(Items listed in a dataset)
"""

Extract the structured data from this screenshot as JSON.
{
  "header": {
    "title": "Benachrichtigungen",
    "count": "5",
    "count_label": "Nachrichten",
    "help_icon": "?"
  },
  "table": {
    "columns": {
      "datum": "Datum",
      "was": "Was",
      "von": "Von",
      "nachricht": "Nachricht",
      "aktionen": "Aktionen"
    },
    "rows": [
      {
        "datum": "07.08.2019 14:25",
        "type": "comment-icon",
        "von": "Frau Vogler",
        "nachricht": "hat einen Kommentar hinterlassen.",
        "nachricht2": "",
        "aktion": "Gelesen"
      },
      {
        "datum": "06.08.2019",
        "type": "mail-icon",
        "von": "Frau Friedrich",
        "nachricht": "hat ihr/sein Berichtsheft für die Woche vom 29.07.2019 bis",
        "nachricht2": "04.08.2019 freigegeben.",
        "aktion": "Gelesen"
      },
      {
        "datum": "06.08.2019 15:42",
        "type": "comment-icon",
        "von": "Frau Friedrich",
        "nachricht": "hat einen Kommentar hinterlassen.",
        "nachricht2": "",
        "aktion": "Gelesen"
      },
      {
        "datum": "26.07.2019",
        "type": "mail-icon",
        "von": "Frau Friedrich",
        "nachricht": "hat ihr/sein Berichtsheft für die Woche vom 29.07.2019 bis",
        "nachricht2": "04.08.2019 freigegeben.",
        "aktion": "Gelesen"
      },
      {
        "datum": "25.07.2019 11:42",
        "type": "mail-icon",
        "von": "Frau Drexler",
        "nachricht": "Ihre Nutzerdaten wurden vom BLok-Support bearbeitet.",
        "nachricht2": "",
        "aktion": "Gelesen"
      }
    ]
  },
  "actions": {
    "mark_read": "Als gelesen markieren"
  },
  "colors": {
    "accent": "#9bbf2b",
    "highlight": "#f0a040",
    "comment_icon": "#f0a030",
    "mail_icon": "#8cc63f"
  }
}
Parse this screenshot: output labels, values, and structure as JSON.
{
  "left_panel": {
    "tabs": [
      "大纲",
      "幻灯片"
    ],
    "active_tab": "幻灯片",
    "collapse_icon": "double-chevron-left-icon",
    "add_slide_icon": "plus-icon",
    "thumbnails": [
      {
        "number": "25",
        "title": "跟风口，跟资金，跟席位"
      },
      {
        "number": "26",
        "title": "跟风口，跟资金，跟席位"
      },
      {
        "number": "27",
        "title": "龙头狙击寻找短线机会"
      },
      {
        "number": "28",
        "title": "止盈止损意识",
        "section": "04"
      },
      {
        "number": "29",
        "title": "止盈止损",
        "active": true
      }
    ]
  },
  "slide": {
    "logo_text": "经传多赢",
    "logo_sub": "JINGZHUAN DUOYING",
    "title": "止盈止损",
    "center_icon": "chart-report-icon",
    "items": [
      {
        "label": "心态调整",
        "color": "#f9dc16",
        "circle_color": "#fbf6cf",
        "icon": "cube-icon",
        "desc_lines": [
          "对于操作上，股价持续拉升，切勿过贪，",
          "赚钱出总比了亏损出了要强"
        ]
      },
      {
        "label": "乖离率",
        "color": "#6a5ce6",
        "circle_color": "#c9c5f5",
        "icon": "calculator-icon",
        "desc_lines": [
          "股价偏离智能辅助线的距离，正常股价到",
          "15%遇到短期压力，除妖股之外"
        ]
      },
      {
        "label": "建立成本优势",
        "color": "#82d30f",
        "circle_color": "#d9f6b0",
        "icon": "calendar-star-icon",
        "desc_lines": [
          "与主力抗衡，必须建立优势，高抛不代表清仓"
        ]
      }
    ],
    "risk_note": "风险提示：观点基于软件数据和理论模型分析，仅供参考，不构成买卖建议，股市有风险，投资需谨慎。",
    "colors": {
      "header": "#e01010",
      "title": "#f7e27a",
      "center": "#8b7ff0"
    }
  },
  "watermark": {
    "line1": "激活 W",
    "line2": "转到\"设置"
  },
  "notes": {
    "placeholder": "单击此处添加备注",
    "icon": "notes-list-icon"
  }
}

"""

> [Problem] Starting at the line that contains "Parse this screenshot: output", retype each line through the end of the listing above and nothing else.

> [Output for this exercise]
Parse this screenshot: output labels, values, and structure as JSON.
{
  "left_panel": {
    "tabs": [
      "大纲",
      "幻灯片"
    ],
    "active_tab": "幻灯片",
    "collapse_icon": "double-chevron-left-icon",
    "add_slide_icon": "plus-icon",
    "thumbnails": [
      {
        "number": "25",
        "title": "跟风口，跟资金，跟席位"
      },
      {
        "number": "26",
        "title": "跟风口，跟资金，跟席位"
      },
      {
        "number": "27",
        "title": "龙头狙击寻找短线机会"
      },
      {
        "number": "28",
        "title": "止盈止损意识",
        "section": "04"
      },
      {
        "number": "29",
        "title": "止盈止损",
        "active": true
      }
    ]
  },
  "slide": {
    "logo_text": "经传多赢",
    "logo_sub": "JINGZHUAN DUOYING",
    "title": "止盈止损",
    "center_icon": "chart-report-icon",
    "items": [
      {
        "label": "心态调整",
        "color": "#f9dc16",
        "circle_color": "#fbf6cf",
        "icon": "cube-icon",
        "desc_lines": [
          "对于操作上，股价持续拉升，切勿过贪，",
          "赚钱出总比了亏损出了要强"
        ]
      },
      {
        "label": "乖离率",
        "color": "#6a5ce6",
        "circle_color": "#c9c5f5",
        "icon": "calculator-icon",
        "desc_lines": [
          "股价偏离智能辅助线的距离，正常股价到",
          "15%遇到短期压力，除妖股之外"
        ]
      },
      {
        "label": "建立成本优势",
        "color": "#82d30f",
        "circle_color": "#d9f6b0",
        "icon": "calendar-star-icon",
        "desc_lines": [
          "与主力抗衡，必须建立优势，高抛不代表清仓"
        ]
      }
    ],
    "risk_note": "风险提示：观点基于软件数据和理论模型分析，仅供参考，不构成买卖建议，股市有风险，投资需谨慎。",
    "colors": {
      "header": "#e01010",
      "title": "#f7e27a",
      "center": "#8b7ff0"
    }
  },
  "watermark": {
    "line1": "激活 W",
    "line2": "转到\"设置"
  },
  "notes": {
    "placeholder": "单击此处添加备注",
    "icon": "notes-list-icon"
  }
}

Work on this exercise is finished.